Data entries
***

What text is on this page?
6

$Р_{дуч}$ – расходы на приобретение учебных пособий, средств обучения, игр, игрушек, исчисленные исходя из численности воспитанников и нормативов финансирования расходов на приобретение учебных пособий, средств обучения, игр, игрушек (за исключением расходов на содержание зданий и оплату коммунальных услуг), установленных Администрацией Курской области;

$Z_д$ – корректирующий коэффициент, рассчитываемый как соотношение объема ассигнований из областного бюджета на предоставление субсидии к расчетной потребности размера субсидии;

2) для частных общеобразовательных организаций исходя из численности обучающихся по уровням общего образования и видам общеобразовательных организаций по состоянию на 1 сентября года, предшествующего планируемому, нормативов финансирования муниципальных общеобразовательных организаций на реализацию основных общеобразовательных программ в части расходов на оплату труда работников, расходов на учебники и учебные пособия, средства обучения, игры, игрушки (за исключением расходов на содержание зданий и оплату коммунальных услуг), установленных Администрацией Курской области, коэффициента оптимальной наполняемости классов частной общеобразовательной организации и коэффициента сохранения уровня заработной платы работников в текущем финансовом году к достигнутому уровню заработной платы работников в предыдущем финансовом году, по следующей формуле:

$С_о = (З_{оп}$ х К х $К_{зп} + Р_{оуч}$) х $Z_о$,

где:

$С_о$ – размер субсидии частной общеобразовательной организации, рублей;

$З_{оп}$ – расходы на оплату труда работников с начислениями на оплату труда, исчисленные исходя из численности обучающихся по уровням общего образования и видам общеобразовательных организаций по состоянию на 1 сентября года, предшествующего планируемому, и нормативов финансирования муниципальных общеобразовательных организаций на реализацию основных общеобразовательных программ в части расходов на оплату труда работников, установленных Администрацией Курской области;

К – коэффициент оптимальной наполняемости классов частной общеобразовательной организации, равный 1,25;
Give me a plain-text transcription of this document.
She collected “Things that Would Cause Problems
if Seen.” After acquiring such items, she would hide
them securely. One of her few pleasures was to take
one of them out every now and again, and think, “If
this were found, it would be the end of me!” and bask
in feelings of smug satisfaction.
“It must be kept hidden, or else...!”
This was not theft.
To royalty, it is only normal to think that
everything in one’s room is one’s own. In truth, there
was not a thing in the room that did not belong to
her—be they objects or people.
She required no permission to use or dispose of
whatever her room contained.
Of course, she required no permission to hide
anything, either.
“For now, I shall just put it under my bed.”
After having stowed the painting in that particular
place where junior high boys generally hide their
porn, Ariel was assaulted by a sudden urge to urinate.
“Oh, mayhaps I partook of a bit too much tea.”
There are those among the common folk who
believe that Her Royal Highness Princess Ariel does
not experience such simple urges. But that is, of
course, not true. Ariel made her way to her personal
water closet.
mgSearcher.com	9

***

## STATED GOAL
Copy every line of the listing that includes the string "After".

## ANSWER TO THE EXERCISE
if Seen.” After acquiring such items, she would hide
After having stowed the painting in that particular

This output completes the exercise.